## [Task]
How many lines in this material include the string "sender"? Answer with the number and nothing further.

## [Data to process]
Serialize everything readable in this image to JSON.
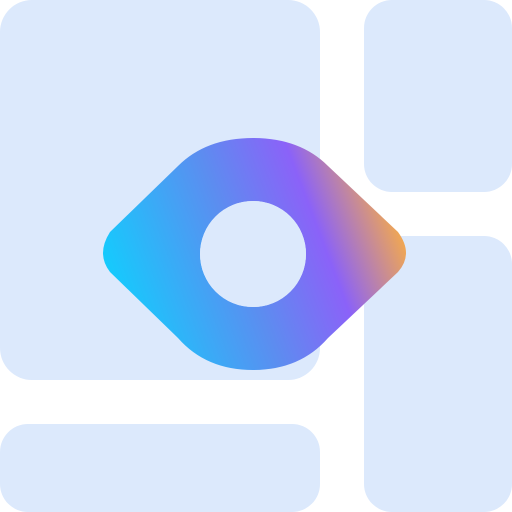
{
  "icon": {
    "name": "dashboard-eye-icon",
    "tile_color": "#dce9fc",
    "background_color": "#ffffff",
    "eye_gradient": [
      "#0fd0fe",
      "#5c8df0",
      "#8b62f8",
      "#ffb13b"
    ],
    "pupil_color": "#dce9fc"
  }
}
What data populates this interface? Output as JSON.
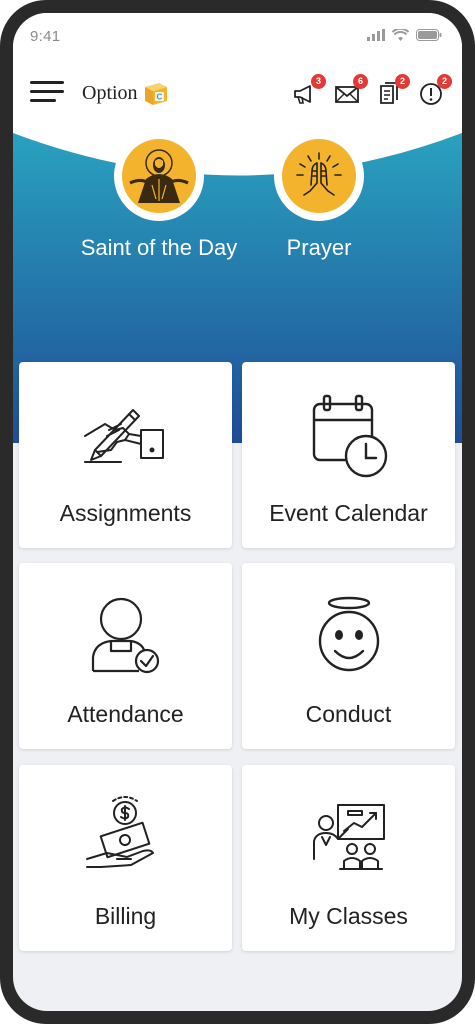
{
  "status_bar": {
    "time": "9:41"
  },
  "header": {
    "brand": "Option",
    "brand_mark": "C",
    "icons": [
      {
        "name": "megaphone-icon",
        "badge": "3"
      },
      {
        "name": "mail-icon",
        "badge": "6"
      },
      {
        "name": "documents-icon",
        "badge": "2"
      },
      {
        "name": "alert-icon",
        "badge": "2"
      }
    ]
  },
  "hero": {
    "items": [
      {
        "label": "Saint of the Day",
        "icon": "saint-icon"
      },
      {
        "label": "Prayer",
        "icon": "praying-hands-icon"
      }
    ]
  },
  "tiles": [
    {
      "label": "Assignments",
      "icon": "writing-hand-icon"
    },
    {
      "label": "Event Calendar",
      "icon": "calendar-clock-icon"
    },
    {
      "label": "Attendance",
      "icon": "person-check-icon"
    },
    {
      "label": "Conduct",
      "icon": "angel-face-icon"
    },
    {
      "label": "Billing",
      "icon": "hand-money-icon"
    },
    {
      "label": "My Classes",
      "icon": "classroom-icon"
    }
  ],
  "colors": {
    "hero_gradient_top": "#2aa7c2",
    "hero_gradient_bottom": "#1f4d96",
    "accent_yellow": "#f4b32c",
    "badge_red": "#e53935"
  }
}
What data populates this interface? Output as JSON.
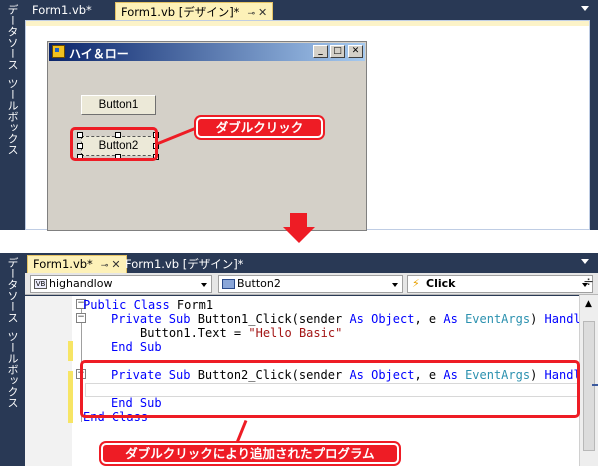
{
  "top_panel": {
    "side_tabs": [
      "データソース",
      "ツールボックス"
    ],
    "tabs": [
      {
        "label": "Form1.vb*",
        "active": false
      },
      {
        "label": "Form1.vb [デザイン]*",
        "active": true,
        "pin": "⊸",
        "close": "✕"
      }
    ],
    "form": {
      "title": "ハイ＆ロー",
      "buttons": [
        "Button1",
        "Button2"
      ],
      "window_controls": [
        "_",
        "□",
        "✕"
      ]
    },
    "callout": "ダブルクリック"
  },
  "bottom_panel": {
    "side_tabs": [
      "データソース",
      "ツールボックス"
    ],
    "tabs": [
      {
        "label": "Form1.vb*",
        "active": true,
        "pin": "⊸",
        "close": "✕"
      },
      {
        "label": "Form1.vb [デザイン]*",
        "active": false
      }
    ],
    "combos": {
      "class_name": "highandlow",
      "class_icon": "VB",
      "object_name": "Button2",
      "event_name": "Click"
    },
    "code_lines": [
      {
        "indent": 0,
        "parts": [
          [
            "kw",
            "Public Class"
          ],
          [
            "txt",
            " Form1"
          ]
        ]
      },
      {
        "indent": 1,
        "parts": [
          [
            "kw",
            "Private Sub"
          ],
          [
            "txt",
            " Button1_Click(sender "
          ],
          [
            "kw",
            "As Object"
          ],
          [
            "txt",
            ", e "
          ],
          [
            "kw",
            "As"
          ],
          [
            "txt",
            " "
          ],
          [
            "ty",
            "EventArgs"
          ],
          [
            "txt",
            ") "
          ],
          [
            "kw",
            "Handles"
          ]
        ]
      },
      {
        "indent": 2,
        "parts": [
          [
            "txt",
            "Button1.Text = "
          ],
          [
            "str",
            "\"Hello Basic\""
          ]
        ]
      },
      {
        "indent": 1,
        "parts": [
          [
            "kw",
            "End Sub"
          ]
        ]
      },
      {
        "indent": 0,
        "parts": []
      },
      {
        "indent": 1,
        "parts": [
          [
            "kw",
            "Private Sub"
          ],
          [
            "txt",
            " Button2_Click(sender "
          ],
          [
            "kw",
            "As Object"
          ],
          [
            "txt",
            ", e "
          ],
          [
            "kw",
            "As"
          ],
          [
            "txt",
            " "
          ],
          [
            "ty",
            "EventArgs"
          ],
          [
            "txt",
            ") "
          ],
          [
            "kw",
            "Handles"
          ]
        ]
      },
      {
        "indent": 0,
        "parts": []
      },
      {
        "indent": 1,
        "parts": [
          [
            "kw",
            "End Sub"
          ]
        ]
      },
      {
        "indent": 0,
        "parts": [
          [
            "kw",
            "End Class"
          ]
        ]
      }
    ],
    "callout": "ダブルクリックにより追加されたプログラム"
  }
}
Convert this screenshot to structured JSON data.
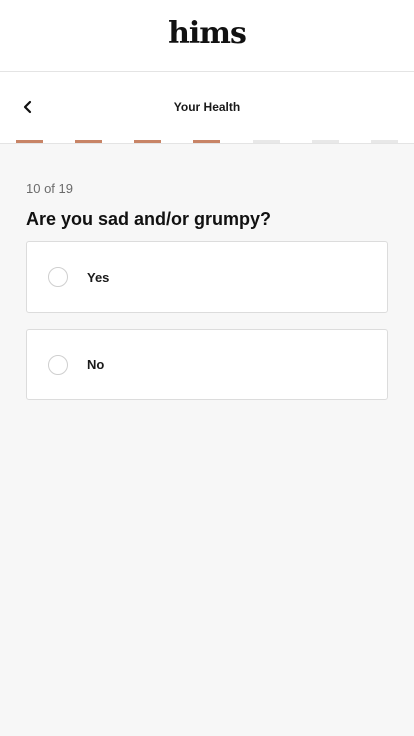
{
  "brand": {
    "logo_text": "hims"
  },
  "nav": {
    "title": "Your Health",
    "back_icon": "chevron-left-icon"
  },
  "progress": {
    "total_segments": 7,
    "completed_segments": 4,
    "completed_color": "#c88466",
    "remaining_color": "#e8e8e8"
  },
  "question": {
    "step_counter": "10 of 19",
    "text": "Are you sad and/or grumpy?"
  },
  "options": [
    {
      "label": "Yes",
      "selected": false
    },
    {
      "label": "No",
      "selected": false
    }
  ]
}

## [Solution below]
2